▶ [What is needed]
In the data below, find every line with the word "unique" and copy it.

▶ [Records excerpted from a collection]
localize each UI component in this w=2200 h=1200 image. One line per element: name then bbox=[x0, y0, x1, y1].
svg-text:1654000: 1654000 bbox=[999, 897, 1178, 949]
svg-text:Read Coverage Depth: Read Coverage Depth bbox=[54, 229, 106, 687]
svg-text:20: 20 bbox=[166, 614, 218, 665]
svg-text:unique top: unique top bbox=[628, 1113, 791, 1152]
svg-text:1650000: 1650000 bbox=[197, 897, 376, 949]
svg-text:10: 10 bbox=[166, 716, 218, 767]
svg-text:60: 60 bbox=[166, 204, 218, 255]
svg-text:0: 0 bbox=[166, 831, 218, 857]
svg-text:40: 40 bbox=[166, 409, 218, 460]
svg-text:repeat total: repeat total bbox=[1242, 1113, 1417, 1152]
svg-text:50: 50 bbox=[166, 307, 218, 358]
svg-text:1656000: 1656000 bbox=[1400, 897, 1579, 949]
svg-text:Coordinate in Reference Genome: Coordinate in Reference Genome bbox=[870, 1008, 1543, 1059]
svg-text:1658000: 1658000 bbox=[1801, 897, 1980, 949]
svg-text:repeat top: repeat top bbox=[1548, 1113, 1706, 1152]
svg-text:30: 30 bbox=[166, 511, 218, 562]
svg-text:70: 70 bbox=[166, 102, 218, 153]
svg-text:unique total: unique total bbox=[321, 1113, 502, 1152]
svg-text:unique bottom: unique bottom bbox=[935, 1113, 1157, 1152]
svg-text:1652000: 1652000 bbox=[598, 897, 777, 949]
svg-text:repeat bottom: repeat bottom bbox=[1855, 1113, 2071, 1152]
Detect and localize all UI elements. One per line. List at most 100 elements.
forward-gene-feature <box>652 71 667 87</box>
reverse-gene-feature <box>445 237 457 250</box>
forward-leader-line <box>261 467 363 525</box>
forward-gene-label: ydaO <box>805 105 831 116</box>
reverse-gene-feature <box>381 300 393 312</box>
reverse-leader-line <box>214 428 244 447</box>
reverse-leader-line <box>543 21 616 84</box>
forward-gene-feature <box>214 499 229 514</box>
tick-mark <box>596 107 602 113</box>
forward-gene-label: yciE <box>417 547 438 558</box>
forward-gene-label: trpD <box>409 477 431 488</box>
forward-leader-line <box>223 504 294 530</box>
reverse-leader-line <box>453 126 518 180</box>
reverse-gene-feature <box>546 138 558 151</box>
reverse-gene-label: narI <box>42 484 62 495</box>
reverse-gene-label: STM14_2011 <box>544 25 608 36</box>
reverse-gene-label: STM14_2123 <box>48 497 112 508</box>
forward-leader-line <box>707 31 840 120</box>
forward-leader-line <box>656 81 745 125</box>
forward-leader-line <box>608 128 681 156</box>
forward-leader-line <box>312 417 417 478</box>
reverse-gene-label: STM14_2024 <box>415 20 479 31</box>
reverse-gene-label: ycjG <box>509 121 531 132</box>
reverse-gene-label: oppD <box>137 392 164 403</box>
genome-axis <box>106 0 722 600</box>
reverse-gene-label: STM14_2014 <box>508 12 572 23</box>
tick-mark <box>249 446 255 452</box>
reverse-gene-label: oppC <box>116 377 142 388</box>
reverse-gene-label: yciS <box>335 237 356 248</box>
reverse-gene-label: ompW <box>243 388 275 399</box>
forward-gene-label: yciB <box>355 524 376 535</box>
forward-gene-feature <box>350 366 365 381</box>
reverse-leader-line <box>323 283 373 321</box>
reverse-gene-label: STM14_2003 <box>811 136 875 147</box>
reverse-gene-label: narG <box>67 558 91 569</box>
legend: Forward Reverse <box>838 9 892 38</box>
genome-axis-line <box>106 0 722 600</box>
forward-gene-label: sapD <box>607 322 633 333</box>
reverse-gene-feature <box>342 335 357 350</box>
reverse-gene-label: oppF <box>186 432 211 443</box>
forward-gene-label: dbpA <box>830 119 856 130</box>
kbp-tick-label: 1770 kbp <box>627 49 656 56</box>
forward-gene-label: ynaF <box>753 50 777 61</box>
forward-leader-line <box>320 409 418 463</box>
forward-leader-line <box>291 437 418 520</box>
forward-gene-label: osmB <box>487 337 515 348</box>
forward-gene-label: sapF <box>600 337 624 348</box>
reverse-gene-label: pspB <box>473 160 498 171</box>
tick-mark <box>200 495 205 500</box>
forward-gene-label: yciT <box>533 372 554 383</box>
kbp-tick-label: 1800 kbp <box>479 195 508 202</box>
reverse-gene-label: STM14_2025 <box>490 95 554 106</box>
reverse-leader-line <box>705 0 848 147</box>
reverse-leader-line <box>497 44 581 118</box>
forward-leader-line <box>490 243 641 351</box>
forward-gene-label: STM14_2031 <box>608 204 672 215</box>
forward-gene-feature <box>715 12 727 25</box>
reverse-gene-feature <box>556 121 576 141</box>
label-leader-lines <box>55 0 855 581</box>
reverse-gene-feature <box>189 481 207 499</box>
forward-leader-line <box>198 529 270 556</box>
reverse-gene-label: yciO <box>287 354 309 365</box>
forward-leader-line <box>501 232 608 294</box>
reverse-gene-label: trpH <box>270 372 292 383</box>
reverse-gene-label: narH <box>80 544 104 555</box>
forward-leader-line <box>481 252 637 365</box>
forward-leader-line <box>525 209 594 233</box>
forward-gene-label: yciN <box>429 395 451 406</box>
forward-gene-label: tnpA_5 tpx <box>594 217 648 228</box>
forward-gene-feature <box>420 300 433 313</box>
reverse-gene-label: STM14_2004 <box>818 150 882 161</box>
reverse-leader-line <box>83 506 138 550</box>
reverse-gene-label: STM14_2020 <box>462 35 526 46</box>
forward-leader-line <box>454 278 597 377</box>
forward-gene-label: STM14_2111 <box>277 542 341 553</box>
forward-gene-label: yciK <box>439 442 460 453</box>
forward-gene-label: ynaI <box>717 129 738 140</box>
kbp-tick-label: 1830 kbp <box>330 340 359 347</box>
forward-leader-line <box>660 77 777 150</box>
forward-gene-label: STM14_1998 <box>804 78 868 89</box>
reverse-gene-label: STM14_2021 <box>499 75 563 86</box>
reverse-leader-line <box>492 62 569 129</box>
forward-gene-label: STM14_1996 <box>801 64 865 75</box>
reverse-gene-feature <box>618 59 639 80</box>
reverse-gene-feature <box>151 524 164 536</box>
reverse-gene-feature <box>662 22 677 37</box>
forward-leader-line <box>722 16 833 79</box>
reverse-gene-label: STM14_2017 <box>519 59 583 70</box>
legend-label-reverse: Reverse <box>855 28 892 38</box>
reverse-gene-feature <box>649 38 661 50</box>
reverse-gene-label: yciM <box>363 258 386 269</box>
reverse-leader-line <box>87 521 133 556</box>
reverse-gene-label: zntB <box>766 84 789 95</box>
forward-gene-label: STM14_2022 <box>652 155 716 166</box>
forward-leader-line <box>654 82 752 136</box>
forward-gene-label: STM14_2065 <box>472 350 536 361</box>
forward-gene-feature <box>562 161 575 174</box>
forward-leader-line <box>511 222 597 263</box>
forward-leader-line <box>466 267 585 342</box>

▶ [Result for this task]
svg-text:unique top: unique top bbox=[628, 1113, 791, 1152]
svg-text:unique total: unique total bbox=[321, 1113, 502, 1152]
svg-text:unique bottom: unique bottom bbox=[935, 1113, 1157, 1152]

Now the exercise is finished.